WORK REQUIRED:
Read the lines that follow and pick out every one containing the word "Boha".

════════════════════

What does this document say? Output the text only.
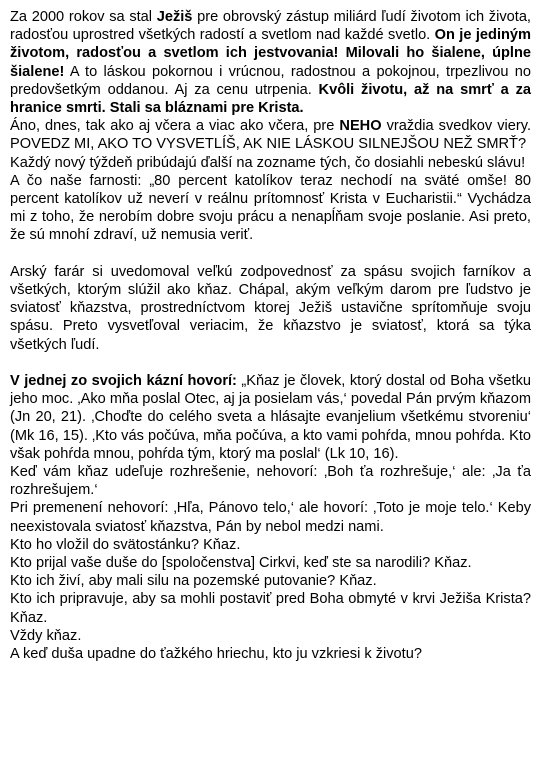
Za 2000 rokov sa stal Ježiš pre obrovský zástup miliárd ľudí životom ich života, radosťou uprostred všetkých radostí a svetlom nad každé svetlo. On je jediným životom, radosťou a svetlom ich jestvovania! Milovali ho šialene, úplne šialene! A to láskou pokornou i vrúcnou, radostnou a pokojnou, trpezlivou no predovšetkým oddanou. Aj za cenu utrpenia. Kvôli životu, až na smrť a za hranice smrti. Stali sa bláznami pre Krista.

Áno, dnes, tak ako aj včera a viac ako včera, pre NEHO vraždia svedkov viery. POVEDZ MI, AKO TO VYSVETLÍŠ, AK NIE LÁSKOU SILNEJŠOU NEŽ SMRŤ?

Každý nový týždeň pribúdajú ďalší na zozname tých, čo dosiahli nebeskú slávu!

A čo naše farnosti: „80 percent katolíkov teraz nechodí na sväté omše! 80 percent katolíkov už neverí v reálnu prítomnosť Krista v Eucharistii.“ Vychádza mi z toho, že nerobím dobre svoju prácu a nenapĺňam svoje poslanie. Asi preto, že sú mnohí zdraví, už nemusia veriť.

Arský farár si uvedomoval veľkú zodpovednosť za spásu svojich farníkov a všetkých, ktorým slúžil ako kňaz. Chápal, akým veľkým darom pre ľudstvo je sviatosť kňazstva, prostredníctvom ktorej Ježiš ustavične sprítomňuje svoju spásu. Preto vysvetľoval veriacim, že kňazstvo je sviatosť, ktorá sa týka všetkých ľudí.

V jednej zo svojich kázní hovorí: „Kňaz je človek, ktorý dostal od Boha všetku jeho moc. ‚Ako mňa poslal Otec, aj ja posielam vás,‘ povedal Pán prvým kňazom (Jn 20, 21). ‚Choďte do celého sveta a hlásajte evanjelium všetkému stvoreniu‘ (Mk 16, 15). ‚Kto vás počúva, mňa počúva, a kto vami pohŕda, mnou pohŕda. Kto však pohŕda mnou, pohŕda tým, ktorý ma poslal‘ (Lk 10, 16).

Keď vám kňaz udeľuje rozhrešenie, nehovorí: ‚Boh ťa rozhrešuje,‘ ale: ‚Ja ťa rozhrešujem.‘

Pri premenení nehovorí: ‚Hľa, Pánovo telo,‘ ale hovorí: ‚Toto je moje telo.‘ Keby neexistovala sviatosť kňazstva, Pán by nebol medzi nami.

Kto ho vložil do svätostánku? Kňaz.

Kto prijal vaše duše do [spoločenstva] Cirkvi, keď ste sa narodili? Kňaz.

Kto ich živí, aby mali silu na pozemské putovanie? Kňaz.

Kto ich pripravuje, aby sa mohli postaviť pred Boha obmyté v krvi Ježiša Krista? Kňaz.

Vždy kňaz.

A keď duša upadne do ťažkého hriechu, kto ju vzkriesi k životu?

════════════════════

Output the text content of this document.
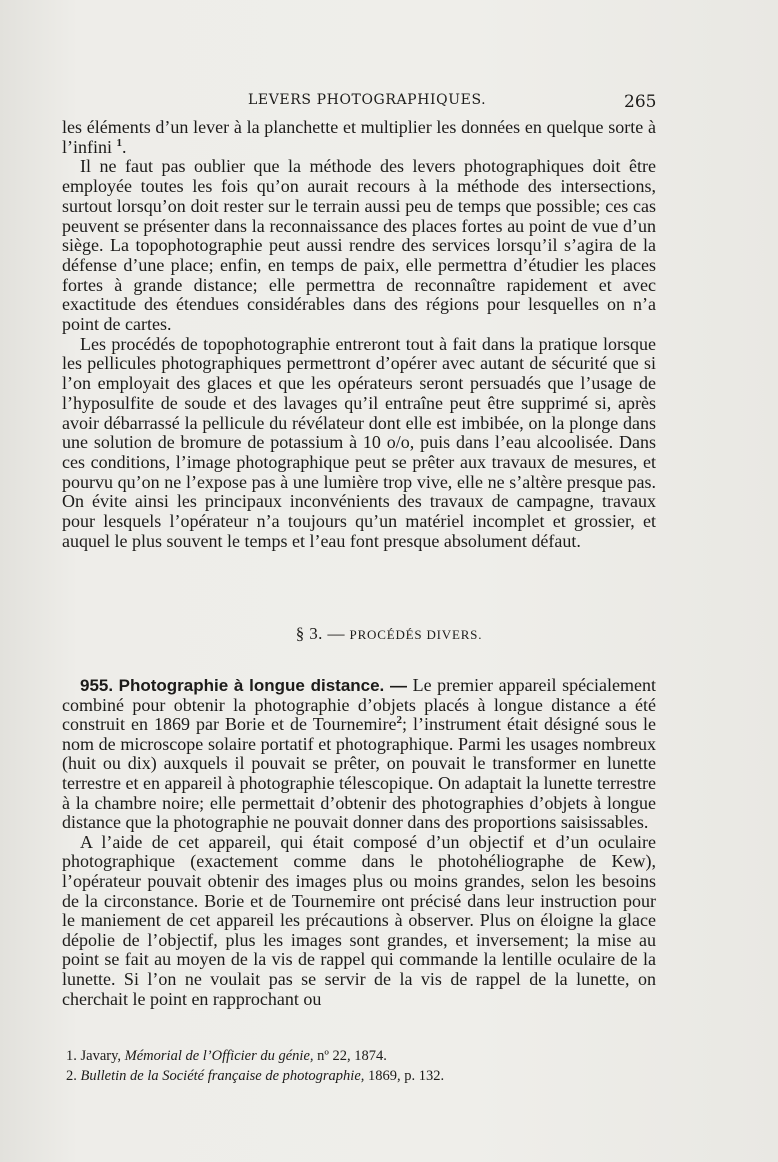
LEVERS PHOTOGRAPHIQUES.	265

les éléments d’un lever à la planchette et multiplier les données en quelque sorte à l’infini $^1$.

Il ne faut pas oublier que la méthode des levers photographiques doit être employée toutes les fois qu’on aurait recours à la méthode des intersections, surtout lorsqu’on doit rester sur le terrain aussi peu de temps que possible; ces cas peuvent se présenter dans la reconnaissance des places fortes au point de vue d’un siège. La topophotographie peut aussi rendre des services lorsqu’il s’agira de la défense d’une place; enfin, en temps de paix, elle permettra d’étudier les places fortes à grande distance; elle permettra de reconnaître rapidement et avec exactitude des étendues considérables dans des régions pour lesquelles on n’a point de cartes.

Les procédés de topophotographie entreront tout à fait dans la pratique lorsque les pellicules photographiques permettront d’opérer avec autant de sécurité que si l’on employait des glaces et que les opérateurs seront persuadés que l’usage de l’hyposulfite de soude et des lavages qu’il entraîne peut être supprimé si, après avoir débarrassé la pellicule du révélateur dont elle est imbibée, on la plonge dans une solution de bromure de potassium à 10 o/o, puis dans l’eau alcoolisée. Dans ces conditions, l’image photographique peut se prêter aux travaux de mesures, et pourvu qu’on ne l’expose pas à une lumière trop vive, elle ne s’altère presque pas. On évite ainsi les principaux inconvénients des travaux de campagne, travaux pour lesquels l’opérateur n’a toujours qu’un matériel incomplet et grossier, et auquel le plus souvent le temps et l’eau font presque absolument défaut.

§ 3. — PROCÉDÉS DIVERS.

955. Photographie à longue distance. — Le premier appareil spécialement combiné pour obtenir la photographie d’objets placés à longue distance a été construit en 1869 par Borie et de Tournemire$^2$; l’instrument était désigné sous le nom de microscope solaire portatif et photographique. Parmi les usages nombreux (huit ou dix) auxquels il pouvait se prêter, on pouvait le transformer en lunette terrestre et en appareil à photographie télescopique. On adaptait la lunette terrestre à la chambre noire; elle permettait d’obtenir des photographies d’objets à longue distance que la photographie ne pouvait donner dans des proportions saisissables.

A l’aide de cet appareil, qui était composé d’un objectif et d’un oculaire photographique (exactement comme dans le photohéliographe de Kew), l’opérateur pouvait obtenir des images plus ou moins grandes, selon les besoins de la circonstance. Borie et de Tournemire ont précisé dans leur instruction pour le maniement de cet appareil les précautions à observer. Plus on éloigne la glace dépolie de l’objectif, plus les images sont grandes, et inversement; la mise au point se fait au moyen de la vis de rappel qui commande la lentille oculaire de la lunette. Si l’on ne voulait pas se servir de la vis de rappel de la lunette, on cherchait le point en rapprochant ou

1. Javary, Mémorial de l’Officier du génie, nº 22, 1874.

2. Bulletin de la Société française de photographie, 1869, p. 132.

════════════════════

ANSWER BELOW:
V jednej zo svojich kázní hovorí: „Kňaz je človek, ktorý dostal od Boha všetku jeho moc. ‚Ako mňa poslal Otec, aj ja posielam vás,‘ povedal Pán prvým kňazom (Jn 20, 21). ‚Choďte do celého sveta a hlásajte evanjelium všetkému stvoreniu‘ (Mk 16, 15). ‚Kto vás počúva, mňa počúva, a kto vami pohŕda, mnou pohŕda. Kto však pohŕda mnou, pohŕda tým, ktorý ma poslal‘ (Lk 10, 16).
Kto ich pripravuje, aby sa mohli postaviť pred Boha obmyté v krvi Ježiša Krista? Kňaz.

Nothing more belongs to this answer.